*Short task*: Transcribe the material verbatim from its first line through the line containing "322, 910, 348]", with both ends included.

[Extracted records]
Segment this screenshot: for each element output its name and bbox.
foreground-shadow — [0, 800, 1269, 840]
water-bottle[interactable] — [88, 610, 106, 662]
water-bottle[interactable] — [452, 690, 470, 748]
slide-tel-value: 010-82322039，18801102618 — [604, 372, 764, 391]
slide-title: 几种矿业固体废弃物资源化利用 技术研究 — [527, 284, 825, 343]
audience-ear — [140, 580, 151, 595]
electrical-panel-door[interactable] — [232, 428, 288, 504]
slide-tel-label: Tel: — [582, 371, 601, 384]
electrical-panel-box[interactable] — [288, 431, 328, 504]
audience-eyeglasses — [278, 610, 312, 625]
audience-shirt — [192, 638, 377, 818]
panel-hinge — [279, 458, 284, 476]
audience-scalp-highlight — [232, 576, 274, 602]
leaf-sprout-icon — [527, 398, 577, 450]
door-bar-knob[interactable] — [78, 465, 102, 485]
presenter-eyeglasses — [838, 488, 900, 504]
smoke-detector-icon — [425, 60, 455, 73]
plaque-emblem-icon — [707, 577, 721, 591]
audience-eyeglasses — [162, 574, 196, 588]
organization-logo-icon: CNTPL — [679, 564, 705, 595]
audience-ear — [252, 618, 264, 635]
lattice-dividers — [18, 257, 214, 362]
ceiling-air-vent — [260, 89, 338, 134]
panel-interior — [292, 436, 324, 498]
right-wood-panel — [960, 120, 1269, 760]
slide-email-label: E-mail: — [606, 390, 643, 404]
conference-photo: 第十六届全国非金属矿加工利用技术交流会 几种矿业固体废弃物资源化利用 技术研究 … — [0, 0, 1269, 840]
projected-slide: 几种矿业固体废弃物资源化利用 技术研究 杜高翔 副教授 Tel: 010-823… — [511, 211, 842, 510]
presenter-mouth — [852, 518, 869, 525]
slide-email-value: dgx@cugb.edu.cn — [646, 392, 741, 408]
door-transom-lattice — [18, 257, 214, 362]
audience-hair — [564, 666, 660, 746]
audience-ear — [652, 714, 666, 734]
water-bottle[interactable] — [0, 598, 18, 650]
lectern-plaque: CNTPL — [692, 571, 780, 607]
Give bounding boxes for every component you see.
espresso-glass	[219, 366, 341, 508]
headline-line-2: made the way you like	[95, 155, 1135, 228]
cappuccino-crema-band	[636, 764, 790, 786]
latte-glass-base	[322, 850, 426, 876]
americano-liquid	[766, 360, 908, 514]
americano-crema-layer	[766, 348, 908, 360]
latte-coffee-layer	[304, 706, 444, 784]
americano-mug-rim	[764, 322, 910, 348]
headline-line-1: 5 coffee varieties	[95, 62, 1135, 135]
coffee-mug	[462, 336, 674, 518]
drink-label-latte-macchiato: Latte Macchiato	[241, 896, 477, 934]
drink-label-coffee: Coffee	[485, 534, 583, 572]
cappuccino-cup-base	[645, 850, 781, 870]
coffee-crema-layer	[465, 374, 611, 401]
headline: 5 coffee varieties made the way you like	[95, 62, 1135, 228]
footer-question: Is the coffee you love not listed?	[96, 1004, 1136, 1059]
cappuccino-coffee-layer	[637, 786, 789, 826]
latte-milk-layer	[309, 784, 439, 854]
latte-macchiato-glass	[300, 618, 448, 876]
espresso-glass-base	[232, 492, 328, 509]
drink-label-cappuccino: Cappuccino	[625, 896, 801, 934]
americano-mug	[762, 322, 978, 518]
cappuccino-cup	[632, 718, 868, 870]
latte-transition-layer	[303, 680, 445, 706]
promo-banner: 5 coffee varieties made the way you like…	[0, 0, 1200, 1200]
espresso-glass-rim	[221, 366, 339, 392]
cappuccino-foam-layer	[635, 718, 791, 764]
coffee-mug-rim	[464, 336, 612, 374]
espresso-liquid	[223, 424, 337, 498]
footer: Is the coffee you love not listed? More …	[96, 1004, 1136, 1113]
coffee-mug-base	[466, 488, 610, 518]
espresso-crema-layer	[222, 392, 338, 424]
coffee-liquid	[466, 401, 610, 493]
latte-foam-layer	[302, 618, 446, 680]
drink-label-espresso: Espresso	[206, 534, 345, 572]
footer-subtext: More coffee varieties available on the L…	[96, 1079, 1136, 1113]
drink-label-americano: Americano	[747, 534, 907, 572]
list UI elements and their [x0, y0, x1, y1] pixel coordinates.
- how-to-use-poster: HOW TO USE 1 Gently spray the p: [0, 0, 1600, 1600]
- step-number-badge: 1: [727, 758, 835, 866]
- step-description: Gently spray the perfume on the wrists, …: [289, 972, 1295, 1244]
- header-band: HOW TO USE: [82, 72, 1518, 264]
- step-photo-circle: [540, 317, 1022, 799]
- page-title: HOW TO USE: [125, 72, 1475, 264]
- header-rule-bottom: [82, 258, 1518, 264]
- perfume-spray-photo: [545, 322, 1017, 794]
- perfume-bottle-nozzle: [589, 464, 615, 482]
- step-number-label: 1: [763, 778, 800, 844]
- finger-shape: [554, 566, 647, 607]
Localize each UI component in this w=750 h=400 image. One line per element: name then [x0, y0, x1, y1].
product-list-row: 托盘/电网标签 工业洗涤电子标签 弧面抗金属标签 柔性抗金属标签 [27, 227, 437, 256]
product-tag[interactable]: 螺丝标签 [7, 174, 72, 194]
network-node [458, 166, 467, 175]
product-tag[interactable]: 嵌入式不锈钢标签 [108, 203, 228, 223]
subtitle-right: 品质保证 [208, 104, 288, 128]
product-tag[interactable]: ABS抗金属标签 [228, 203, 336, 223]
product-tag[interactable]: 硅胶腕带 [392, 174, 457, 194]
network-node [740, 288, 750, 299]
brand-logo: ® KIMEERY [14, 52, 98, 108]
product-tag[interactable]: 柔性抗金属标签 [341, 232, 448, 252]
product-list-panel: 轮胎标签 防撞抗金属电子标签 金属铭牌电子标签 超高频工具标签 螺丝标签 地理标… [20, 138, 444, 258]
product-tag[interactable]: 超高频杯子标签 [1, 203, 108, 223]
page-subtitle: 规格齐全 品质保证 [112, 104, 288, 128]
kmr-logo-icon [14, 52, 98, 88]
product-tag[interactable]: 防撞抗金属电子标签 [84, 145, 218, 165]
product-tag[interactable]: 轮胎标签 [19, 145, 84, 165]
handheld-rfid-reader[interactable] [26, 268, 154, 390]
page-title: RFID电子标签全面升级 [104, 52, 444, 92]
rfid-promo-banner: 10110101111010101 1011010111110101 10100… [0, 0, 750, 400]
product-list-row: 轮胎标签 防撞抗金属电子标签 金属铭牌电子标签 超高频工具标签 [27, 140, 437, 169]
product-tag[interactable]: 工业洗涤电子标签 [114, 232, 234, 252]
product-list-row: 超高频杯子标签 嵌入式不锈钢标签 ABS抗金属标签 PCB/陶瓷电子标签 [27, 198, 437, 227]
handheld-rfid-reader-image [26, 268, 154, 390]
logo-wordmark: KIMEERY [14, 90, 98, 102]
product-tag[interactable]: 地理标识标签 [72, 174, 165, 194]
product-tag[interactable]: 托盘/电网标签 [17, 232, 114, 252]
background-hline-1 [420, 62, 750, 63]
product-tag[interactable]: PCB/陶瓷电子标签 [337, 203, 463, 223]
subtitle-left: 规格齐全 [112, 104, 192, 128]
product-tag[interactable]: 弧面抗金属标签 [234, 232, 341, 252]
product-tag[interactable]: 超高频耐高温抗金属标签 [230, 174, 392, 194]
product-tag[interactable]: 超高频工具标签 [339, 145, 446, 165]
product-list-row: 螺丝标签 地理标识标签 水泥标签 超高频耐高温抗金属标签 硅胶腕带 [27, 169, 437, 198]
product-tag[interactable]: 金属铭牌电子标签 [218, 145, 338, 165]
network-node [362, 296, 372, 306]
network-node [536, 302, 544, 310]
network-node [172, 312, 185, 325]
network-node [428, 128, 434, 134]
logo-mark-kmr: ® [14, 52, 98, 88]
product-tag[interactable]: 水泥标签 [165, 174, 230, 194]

*Written answer*:
Segment this screenshot: for each element output its name and bbox.
foreground-shadow — [0, 800, 1269, 840]
water-bottle[interactable] — [88, 610, 106, 662]
water-bottle[interactable] — [452, 690, 470, 748]
slide-tel-value: 010-82322039，18801102618 — [604, 372, 764, 391]
slide-title: 几种矿业固体废弃物资源化利用 技术研究 — [527, 284, 825, 343]
audience-ear — [140, 580, 151, 595]
electrical-panel-door[interactable] — [232, 428, 288, 504]
slide-tel-label: Tel: — [582, 371, 601, 384]
electrical-panel-box[interactable] — [288, 431, 328, 504]
audience-eyeglasses — [278, 610, 312, 625]
audience-shirt — [192, 638, 377, 818]
panel-hinge — [279, 458, 284, 476]
audience-scalp-highlight — [232, 576, 274, 602]
leaf-sprout-icon — [527, 398, 577, 450]
door-bar-knob[interactable] — [78, 465, 102, 485]
presenter-eyeglasses — [838, 488, 900, 504]
smoke-detector-icon — [425, 60, 455, 73]
plaque-emblem-icon — [707, 577, 721, 591]
audience-eyeglasses — [162, 574, 196, 588]
organization-logo-icon: CNTPL — [679, 564, 705, 595]
audience-ear — [252, 618, 264, 635]
lattice-dividers — [18, 257, 214, 362]
ceiling-air-vent — [260, 89, 338, 134]
panel-interior — [292, 436, 324, 498]
right-wood-panel — [960, 120, 1269, 760]
slide-email-label: E-mail: — [606, 390, 643, 404]
conference-photo: 第十六届全国非金属矿加工利用技术交流会 几种矿业固体废弃物资源化利用 技术研究 … — [0, 0, 1269, 840]
projected-slide: 几种矿业固体废弃物资源化利用 技术研究 杜高翔 副教授 Tel: 010-823… — [511, 211, 842, 510]
presenter-mouth — [852, 518, 869, 525]
slide-email-value: dgx@cugb.edu.cn — [646, 392, 741, 408]
door-transom-lattice — [18, 257, 214, 362]
audience-hair — [564, 666, 660, 746]
audience-ear — [652, 714, 666, 734]
water-bottle[interactable] — [0, 598, 18, 650]
lectern-plaque: CNTPL — [692, 571, 780, 607]
Give bounding boxes for every component you see.
espresso-glass	[219, 366, 341, 508]
headline-line-2: made the way you like	[95, 155, 1135, 228]
cappuccino-crema-band	[636, 764, 790, 786]
latte-glass-base	[322, 850, 426, 876]
americano-liquid	[766, 360, 908, 514]
americano-crema-layer	[766, 348, 908, 360]
latte-coffee-layer	[304, 706, 444, 784]
americano-mug-rim	[764, 322, 910, 348]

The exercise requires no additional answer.